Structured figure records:
§
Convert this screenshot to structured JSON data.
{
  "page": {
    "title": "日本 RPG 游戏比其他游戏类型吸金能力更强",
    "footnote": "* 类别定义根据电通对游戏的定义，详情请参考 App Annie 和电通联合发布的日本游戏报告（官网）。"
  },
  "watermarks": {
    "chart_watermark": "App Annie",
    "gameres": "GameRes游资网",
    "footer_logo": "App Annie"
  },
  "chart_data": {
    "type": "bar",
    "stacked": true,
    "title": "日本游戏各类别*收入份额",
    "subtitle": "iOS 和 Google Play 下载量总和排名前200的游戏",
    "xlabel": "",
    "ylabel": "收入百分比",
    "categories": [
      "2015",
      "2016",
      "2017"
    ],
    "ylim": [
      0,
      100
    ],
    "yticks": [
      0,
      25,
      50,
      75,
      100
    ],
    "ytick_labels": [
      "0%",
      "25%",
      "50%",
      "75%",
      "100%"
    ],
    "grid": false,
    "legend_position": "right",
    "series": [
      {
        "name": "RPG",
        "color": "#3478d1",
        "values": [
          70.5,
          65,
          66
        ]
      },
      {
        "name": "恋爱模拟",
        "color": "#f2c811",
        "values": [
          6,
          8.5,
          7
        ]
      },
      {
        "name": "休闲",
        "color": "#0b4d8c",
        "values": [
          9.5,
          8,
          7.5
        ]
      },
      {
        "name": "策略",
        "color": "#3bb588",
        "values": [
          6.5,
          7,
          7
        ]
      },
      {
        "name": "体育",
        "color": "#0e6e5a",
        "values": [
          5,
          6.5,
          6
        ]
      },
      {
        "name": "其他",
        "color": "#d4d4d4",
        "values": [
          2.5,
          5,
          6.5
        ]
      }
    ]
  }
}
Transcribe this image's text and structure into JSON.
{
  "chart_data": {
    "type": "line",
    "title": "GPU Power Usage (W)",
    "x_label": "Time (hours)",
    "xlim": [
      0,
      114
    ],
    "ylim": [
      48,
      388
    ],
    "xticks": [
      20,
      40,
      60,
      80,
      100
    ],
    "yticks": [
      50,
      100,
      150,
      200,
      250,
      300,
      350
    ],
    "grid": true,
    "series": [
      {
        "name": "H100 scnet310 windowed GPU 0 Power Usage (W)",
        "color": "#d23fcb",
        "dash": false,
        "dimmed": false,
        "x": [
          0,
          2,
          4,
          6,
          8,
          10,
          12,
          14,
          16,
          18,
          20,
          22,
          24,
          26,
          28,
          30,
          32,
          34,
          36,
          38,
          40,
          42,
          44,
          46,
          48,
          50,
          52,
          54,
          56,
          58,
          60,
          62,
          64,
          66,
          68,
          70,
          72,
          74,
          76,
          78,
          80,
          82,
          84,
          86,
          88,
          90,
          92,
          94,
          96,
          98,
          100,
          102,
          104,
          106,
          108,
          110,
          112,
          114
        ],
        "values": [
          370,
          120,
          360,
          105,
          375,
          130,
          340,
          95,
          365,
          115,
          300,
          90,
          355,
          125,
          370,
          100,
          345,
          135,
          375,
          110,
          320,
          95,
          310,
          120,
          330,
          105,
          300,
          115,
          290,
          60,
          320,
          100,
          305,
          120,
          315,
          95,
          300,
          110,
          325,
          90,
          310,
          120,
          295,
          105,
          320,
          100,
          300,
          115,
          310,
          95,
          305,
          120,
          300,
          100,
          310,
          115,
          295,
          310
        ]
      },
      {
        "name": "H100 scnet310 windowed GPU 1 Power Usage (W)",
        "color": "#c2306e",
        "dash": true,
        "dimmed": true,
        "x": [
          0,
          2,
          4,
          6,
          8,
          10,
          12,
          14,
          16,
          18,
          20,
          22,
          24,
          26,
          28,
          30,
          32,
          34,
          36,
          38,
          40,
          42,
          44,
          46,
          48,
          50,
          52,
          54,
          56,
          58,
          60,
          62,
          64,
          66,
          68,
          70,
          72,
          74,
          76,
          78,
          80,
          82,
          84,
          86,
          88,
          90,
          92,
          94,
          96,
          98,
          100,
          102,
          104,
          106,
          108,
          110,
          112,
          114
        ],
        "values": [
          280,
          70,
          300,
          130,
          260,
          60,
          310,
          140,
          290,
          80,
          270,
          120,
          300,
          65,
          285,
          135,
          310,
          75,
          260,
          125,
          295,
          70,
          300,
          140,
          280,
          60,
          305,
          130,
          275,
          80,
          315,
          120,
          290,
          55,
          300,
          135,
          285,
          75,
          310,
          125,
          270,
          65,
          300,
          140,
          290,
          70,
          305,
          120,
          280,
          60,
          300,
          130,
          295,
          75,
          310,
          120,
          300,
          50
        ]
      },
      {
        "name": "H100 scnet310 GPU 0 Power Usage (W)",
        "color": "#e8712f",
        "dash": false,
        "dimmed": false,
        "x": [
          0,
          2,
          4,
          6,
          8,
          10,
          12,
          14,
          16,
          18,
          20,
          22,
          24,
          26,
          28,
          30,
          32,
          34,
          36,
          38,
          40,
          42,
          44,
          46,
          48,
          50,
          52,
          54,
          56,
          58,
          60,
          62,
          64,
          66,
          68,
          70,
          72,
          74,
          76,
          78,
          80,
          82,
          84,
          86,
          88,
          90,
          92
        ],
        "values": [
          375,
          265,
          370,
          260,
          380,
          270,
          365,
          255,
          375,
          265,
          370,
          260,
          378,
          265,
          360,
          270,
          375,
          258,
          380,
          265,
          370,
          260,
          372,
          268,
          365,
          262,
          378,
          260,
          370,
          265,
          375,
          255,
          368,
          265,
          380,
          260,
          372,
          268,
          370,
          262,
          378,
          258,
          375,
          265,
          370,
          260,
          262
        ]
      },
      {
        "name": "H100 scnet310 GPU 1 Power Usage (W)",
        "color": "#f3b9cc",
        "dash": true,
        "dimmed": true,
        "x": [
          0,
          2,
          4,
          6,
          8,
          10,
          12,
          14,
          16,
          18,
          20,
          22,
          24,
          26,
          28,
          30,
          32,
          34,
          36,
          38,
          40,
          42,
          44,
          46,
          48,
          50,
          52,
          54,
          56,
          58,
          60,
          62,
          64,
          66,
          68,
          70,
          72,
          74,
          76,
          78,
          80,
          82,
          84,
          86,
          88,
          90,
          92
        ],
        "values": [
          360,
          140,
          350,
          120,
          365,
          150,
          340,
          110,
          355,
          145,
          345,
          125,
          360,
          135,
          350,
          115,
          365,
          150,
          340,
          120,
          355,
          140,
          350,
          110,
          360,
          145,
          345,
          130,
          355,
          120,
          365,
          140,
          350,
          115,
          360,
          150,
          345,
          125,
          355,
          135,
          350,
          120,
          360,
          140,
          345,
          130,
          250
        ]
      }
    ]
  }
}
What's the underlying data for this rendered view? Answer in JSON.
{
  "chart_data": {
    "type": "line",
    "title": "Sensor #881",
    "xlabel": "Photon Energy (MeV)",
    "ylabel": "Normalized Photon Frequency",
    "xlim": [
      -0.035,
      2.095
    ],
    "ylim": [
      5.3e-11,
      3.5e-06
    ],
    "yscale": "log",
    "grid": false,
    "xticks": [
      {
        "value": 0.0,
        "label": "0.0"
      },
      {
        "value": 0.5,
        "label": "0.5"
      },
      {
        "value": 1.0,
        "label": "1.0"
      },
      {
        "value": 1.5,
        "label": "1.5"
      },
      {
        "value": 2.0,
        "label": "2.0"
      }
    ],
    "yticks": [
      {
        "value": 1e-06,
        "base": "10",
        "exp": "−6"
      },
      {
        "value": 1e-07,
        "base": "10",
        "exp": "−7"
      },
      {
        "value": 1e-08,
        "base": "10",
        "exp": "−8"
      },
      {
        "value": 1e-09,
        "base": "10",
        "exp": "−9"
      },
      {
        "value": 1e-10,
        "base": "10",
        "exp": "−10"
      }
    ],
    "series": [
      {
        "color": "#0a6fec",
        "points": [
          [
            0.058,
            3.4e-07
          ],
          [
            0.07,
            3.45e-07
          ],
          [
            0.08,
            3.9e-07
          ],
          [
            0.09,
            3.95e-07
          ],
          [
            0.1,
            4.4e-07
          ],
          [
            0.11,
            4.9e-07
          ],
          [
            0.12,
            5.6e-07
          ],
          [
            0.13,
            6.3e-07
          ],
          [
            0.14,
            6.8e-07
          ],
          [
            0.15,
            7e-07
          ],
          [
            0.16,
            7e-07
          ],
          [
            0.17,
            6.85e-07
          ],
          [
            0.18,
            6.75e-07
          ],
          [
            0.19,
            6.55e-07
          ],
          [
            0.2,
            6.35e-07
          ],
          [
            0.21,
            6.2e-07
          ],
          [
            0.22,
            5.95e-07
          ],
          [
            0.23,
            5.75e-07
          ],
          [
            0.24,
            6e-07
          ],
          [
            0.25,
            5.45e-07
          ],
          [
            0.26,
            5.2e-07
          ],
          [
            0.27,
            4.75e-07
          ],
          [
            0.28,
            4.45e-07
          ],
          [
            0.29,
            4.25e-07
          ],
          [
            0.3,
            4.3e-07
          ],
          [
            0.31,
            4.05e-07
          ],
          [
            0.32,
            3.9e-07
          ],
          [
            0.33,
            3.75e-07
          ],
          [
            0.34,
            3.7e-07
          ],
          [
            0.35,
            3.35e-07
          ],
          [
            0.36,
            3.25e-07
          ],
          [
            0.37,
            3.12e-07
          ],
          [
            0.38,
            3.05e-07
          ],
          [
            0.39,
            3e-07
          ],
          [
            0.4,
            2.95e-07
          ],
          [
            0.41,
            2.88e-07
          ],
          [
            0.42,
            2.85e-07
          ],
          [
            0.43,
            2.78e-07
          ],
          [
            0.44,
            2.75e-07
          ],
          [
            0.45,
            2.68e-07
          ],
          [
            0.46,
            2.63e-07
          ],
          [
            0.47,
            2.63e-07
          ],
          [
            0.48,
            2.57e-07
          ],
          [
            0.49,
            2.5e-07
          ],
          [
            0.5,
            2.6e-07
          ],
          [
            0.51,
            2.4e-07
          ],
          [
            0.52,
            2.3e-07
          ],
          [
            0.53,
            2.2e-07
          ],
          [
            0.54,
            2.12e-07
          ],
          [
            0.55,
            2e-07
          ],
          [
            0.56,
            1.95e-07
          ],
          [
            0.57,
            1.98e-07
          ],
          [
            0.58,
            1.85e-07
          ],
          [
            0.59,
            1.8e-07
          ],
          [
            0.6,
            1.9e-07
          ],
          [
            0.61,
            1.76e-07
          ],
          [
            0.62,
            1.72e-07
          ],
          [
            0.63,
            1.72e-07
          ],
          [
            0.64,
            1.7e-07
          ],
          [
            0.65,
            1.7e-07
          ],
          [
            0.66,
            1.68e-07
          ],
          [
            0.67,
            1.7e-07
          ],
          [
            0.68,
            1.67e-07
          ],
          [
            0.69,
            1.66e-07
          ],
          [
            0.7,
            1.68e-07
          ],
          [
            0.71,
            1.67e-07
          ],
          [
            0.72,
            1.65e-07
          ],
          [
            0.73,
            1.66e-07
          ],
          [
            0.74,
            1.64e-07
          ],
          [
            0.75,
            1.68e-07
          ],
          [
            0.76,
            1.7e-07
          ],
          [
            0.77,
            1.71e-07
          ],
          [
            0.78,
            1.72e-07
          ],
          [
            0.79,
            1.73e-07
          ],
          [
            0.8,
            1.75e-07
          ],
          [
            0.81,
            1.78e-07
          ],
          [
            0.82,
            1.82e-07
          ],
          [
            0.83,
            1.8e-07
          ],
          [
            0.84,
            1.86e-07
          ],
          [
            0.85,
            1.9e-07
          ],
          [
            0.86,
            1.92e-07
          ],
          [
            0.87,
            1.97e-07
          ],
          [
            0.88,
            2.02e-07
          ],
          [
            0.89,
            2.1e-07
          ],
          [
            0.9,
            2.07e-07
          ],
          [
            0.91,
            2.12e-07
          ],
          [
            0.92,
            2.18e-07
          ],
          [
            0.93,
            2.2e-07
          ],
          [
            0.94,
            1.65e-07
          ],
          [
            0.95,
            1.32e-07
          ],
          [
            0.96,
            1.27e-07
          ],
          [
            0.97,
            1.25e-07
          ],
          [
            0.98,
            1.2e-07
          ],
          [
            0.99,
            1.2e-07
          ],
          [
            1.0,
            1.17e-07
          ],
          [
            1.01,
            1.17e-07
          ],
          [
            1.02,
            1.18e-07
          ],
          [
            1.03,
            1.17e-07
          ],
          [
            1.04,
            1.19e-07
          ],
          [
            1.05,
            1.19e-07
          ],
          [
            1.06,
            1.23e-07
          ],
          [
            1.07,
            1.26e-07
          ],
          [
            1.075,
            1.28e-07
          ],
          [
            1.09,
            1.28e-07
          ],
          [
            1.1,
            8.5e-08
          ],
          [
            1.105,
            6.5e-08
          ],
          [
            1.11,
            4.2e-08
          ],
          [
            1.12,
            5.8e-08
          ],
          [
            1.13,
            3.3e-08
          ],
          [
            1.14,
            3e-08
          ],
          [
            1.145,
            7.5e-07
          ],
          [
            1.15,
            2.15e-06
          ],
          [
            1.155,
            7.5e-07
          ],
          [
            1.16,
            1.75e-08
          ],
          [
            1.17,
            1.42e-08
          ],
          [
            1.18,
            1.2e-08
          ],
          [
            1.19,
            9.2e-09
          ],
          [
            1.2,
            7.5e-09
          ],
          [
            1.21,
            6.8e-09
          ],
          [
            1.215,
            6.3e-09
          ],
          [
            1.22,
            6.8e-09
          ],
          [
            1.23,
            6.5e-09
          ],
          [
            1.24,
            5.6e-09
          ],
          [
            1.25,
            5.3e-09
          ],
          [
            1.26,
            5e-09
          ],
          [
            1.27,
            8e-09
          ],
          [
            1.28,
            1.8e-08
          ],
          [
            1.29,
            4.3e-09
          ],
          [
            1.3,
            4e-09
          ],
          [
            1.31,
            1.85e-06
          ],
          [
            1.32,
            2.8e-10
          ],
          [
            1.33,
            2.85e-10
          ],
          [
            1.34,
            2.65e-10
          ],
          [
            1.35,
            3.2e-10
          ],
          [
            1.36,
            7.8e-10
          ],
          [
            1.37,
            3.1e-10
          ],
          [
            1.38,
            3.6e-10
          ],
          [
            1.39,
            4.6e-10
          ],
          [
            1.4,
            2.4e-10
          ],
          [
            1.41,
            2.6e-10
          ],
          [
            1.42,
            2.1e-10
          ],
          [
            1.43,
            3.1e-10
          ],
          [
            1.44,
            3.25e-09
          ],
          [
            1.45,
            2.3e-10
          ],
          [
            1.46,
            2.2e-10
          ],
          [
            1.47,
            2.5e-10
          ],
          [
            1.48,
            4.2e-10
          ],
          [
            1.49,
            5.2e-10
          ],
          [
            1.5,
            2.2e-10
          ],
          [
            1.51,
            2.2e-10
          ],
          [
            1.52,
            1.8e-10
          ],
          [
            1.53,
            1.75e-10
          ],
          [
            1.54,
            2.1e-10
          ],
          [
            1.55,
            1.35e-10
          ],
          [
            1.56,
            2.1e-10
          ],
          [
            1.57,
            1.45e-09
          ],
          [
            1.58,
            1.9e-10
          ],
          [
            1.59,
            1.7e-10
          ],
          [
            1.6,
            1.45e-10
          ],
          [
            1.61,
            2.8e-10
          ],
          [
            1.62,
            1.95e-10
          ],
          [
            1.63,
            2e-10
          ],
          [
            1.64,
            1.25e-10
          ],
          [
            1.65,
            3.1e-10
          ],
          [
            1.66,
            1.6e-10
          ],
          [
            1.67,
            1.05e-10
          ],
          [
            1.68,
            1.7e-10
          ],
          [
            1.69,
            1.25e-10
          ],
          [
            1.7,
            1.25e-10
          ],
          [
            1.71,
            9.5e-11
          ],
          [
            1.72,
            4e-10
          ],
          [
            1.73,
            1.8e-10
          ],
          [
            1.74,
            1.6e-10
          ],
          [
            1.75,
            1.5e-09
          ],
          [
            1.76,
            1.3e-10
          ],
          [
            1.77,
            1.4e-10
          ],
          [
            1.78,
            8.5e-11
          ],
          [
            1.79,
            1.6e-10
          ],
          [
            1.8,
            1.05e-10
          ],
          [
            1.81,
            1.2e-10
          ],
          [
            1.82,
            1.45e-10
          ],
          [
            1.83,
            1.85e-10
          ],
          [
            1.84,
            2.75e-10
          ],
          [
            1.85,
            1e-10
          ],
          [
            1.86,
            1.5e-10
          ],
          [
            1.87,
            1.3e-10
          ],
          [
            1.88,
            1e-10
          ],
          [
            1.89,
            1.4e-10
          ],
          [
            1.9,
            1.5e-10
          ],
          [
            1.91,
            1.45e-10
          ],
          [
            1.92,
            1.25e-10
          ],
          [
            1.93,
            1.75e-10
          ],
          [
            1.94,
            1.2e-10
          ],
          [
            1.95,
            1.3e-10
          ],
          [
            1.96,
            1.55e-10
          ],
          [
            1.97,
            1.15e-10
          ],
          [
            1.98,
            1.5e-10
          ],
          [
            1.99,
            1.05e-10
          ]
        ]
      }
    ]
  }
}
§
**Aim**
Pull out every line containing "Power".

**Expected answer**
    "title": "GPU Power Usage (W)",
        "name": "H100 scnet310 windowed GPU 0 Power Usage (W)",
        "name": "H100 scnet310 windowed GPU 1 Power Usage (W)",
        "name": "H100 scnet310 GPU 0 Power Usage (W)",
        "name": "H100 scnet310 GPU 1 Power Usage (W)",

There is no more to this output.